Records excerpted from a collection
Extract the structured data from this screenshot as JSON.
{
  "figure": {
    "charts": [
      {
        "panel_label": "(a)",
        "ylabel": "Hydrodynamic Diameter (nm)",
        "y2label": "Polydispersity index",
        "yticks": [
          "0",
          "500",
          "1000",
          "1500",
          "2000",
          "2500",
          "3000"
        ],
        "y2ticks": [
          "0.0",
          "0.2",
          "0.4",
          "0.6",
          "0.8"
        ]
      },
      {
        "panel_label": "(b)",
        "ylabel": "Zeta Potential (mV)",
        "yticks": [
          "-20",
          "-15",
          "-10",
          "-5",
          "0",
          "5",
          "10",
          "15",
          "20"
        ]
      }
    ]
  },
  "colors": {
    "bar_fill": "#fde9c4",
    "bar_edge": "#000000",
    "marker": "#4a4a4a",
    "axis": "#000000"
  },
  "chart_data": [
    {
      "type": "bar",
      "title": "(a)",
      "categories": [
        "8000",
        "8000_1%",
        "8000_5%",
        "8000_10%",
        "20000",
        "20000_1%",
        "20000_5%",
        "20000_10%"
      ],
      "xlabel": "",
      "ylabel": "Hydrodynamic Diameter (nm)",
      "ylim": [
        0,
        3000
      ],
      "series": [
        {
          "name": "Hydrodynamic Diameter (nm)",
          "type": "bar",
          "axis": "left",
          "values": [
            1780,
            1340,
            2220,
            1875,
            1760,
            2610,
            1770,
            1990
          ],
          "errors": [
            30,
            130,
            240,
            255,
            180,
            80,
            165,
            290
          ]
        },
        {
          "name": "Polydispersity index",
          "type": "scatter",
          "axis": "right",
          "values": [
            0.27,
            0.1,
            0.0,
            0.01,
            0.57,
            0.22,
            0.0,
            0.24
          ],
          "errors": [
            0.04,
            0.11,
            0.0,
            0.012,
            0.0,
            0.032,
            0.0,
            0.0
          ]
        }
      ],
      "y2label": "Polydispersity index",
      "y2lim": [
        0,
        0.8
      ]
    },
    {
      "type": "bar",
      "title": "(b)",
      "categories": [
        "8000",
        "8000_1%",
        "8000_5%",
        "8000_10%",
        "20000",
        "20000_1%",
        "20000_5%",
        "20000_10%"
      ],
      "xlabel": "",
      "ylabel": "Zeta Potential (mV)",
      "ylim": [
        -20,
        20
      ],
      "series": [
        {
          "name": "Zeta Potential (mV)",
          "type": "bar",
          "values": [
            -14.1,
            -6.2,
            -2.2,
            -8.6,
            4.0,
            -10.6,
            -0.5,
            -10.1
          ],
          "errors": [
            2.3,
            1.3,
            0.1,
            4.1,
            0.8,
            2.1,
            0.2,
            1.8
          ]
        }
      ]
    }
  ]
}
--
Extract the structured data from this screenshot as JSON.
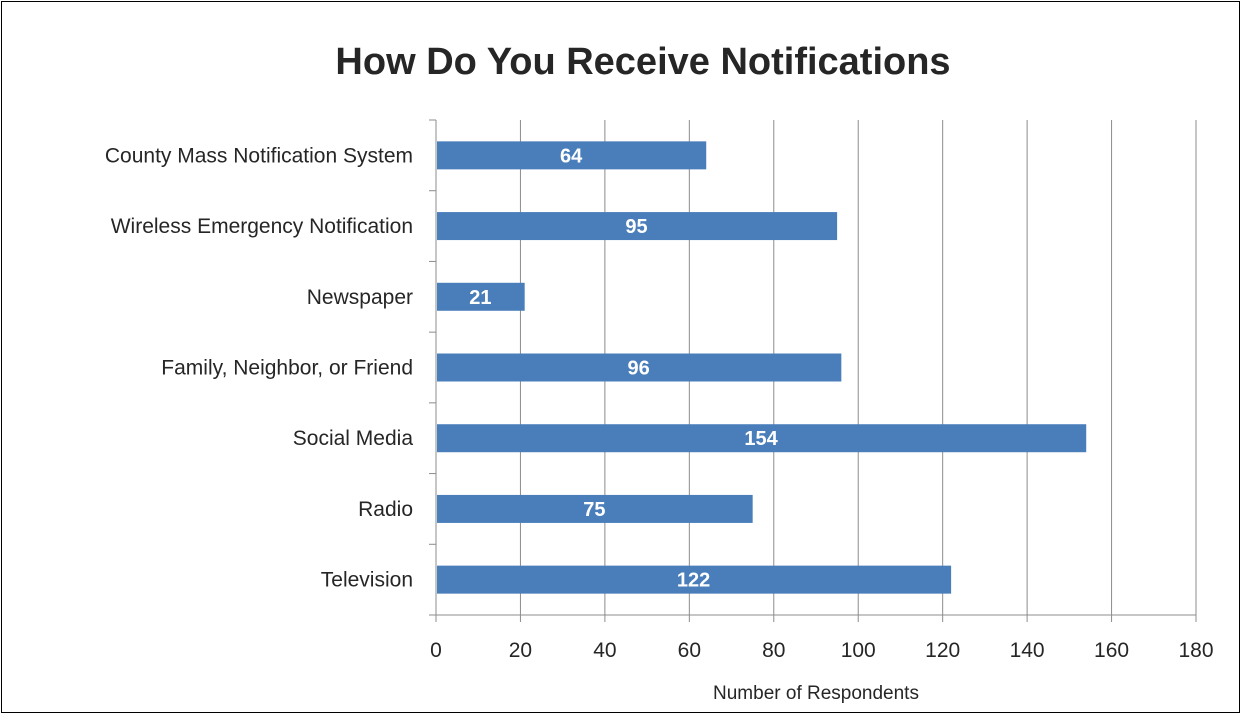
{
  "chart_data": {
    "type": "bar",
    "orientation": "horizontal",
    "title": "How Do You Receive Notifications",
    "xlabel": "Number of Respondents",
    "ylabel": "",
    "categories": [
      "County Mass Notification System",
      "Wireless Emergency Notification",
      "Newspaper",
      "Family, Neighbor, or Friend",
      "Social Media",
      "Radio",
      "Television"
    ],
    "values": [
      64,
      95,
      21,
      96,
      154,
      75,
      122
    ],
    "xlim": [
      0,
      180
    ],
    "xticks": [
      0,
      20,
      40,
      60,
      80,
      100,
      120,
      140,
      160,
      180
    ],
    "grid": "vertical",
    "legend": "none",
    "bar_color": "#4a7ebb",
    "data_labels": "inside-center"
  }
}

Task objective: Check the data for the word "ylabel" and pull out the lines that have it.

Solution to this problem:
        "ylabel": "Hydrodynamic Diameter (nm)",
        "ylabel": "Zeta Potential (mV)",
      "ylabel": "Hydrodynamic Diameter (nm)",
      "ylabel": "Zeta Potential (mV)",
    "ylabel": "",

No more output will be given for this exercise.